| WHAT THE TASK ASKS |
From the entries below, copy every line that holds the word "text".

+ + + + + + +

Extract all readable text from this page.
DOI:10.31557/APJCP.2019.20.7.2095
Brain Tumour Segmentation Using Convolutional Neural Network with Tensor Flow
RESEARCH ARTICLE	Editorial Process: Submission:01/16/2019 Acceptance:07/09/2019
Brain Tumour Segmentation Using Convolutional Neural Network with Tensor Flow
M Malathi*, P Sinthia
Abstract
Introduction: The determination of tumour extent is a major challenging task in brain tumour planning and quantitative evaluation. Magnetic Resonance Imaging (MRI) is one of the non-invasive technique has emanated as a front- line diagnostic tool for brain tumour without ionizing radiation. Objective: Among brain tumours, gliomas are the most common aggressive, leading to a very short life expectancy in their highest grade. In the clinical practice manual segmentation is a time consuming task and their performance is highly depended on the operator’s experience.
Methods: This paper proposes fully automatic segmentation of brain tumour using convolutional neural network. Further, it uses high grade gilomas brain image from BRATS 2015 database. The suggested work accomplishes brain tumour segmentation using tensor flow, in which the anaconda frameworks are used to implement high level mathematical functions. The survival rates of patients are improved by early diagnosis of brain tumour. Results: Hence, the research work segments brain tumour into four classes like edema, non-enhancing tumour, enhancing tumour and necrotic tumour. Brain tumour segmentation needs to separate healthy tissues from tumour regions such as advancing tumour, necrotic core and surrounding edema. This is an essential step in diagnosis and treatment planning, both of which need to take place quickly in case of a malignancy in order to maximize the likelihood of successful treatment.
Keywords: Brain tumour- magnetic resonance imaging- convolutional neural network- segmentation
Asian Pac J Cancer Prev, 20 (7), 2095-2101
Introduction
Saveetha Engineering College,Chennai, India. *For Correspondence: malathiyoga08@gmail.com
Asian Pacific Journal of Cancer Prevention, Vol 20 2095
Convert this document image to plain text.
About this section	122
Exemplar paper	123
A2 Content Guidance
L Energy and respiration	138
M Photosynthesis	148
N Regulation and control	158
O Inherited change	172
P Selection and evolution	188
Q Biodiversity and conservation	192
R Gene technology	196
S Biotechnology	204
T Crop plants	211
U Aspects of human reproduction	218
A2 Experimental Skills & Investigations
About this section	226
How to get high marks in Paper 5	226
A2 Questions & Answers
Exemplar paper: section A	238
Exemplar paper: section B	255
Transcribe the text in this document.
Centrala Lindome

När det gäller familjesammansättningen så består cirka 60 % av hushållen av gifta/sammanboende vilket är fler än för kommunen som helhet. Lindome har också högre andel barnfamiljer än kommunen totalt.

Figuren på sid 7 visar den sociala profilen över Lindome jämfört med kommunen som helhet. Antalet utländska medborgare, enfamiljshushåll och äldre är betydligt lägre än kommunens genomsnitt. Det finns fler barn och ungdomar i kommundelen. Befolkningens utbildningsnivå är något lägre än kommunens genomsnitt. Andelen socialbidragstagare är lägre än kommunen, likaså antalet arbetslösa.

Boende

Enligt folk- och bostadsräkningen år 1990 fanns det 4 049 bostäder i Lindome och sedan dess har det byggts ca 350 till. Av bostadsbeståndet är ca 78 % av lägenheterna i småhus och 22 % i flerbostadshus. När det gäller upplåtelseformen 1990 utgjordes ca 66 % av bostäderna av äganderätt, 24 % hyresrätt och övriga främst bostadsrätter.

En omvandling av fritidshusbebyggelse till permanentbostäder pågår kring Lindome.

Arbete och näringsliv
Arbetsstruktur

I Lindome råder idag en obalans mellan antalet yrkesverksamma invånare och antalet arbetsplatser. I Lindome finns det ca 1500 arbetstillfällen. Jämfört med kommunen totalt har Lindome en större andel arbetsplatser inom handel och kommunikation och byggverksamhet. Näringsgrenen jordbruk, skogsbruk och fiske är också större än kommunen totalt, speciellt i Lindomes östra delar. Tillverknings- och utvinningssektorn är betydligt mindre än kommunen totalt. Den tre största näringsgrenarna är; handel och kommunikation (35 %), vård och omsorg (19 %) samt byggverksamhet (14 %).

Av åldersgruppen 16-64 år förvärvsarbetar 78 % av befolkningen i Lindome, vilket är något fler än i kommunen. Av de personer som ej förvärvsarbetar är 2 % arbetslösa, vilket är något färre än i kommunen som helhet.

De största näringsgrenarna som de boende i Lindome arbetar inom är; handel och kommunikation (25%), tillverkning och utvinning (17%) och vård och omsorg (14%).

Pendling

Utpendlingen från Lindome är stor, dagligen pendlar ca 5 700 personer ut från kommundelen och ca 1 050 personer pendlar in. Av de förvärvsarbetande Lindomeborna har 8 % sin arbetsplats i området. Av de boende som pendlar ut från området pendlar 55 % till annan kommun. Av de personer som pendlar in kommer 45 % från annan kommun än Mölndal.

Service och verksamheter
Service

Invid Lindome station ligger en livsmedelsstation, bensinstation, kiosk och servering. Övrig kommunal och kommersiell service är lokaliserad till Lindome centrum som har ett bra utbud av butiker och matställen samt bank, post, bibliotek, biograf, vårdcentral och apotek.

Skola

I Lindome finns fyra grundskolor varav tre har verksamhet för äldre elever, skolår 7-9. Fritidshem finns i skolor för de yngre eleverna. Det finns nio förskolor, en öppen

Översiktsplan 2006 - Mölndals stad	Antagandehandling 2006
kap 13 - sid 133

+ + + + + + +

| WRITTEN SOLUTION |
Extract all readable text from this page.
Convert this document image to plain text.
Transcribe the text in this document.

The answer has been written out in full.